----- Given information

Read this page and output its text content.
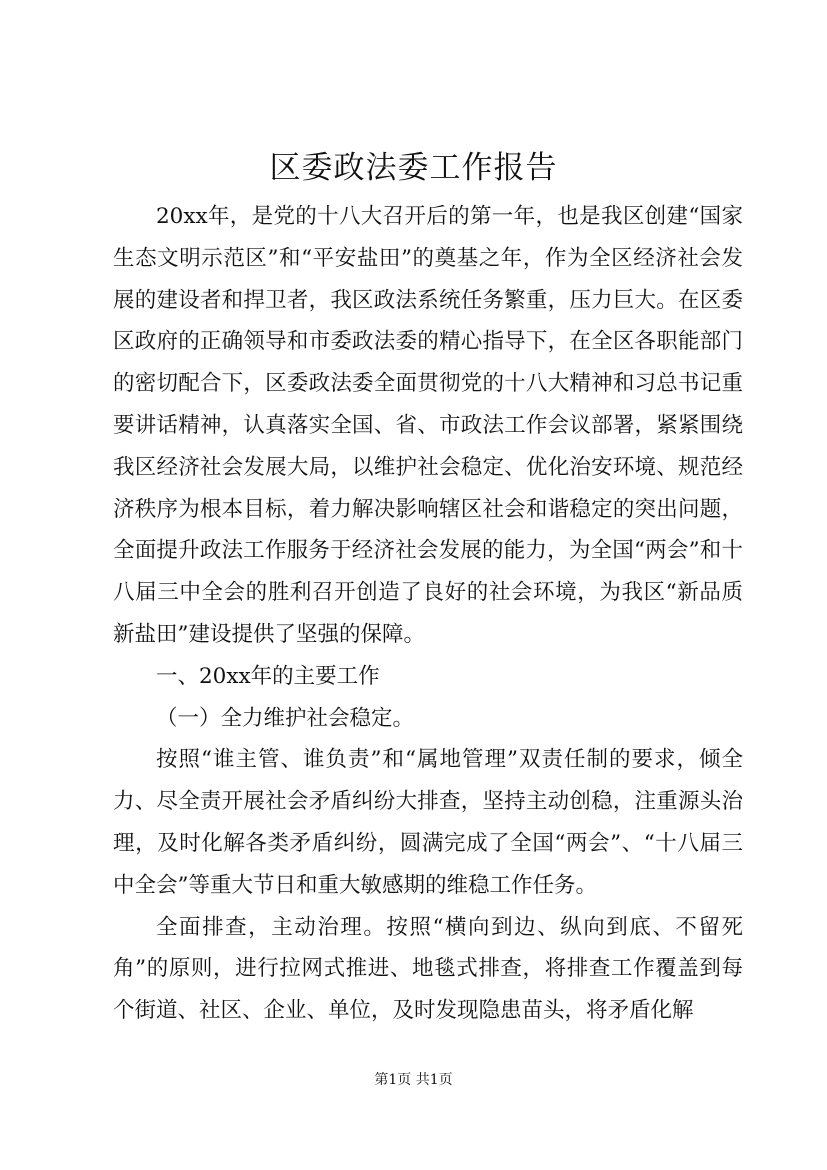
区委政法委工作报告

20xx年，是党的十八大召开后的第一年，也是我区创建“国家生态文明示范区”和“平安盐田”的奠基之年，作为全区经济社会发展的建设者和捍卫者，我区政法系统任务繁重，压力巨大。在区委区政府的正确领导和市委政法委的精心指导下，在全区各职能部门的密切配合下，区委政法委全面贯彻党的十八大精神和习总书记重要讲话精神，认真落实全国、省、市政法工作会议部署，紧紧围绕我区经济社会发展大局，以维护社会稳定、优化治安环境、规范经济秩序为根本目标，着力解决影响辖区社会和谐稳定的突出问题，全面提升政法工作服务于经济社会发展的能力，为全国“两会”和十八届三中全会的胜利召开创造了良好的社会环境，为我区“新品质新盐田”建设提供了坚强的保障。

一、20xx年的主要工作

（一）全力维护社会稳定。

按照“谁主管、谁负责”和“属地管理”双责任制的要求，倾全力、尽全责开展社会矛盾纠纷大排查，坚持主动创稳，注重源头治理，及时化解各类矛盾纠纷，圆满完成了全国“两会”、“十八届三中全会”等重大节日和重大敏感期的维稳工作任务。

全面排查，主动治理。按照“横向到边、纵向到底、不留死角”的原则，进行拉网式推进、地毯式排查，将排查工作覆盖到每个街道、社区、企业、单位，及时发现隐患苗头，将矛盾化解

第1页 共1页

----------

Your task is to return the entries above exactly, with no pictures.

Read this page and output its text content.
区委政法委工作报告

20xx年，是党的十八大召开后的第一年，也是我区创建“国家生态文明示范区”和“平安盐田”的奠基之年，作为全区经济社会发展的建设者和捍卫者，我区政法系统任务繁重，压力巨大。在区委区政府的正确领导和市委政法委的精心指导下，在全区各职能部门的密切配合下，区委政法委全面贯彻党的十八大精神和习总书记重要讲话精神，认真落实全国、省、市政法工作会议部署，紧紧围绕我区经济社会发展大局，以维护社会稳定、优化治安环境、规范经济秩序为根本目标，着力解决影响辖区社会和谐稳定的突出问题，全面提升政法工作服务于经济社会发展的能力，为全国“两会”和十八届三中全会的胜利召开创造了良好的社会环境，为我区“新品质新盐田”建设提供了坚强的保障。

一、20xx年的主要工作

（一）全力维护社会稳定。

按照“谁主管、谁负责”和“属地管理”双责任制的要求，倾全力、尽全责开展社会矛盾纠纷大排查，坚持主动创稳，注重源头治理，及时化解各类矛盾纠纷，圆满完成了全国“两会”、“十八届三中全会”等重大节日和重大敏感期的维稳工作任务。

全面排查，主动治理。按照“横向到边、纵向到底、不留死角”的原则，进行拉网式推进、地毯式排查，将排查工作覆盖到每个街道、社区、企业、单位，及时发现隐患苗头，将矛盾化解

第1页 共1页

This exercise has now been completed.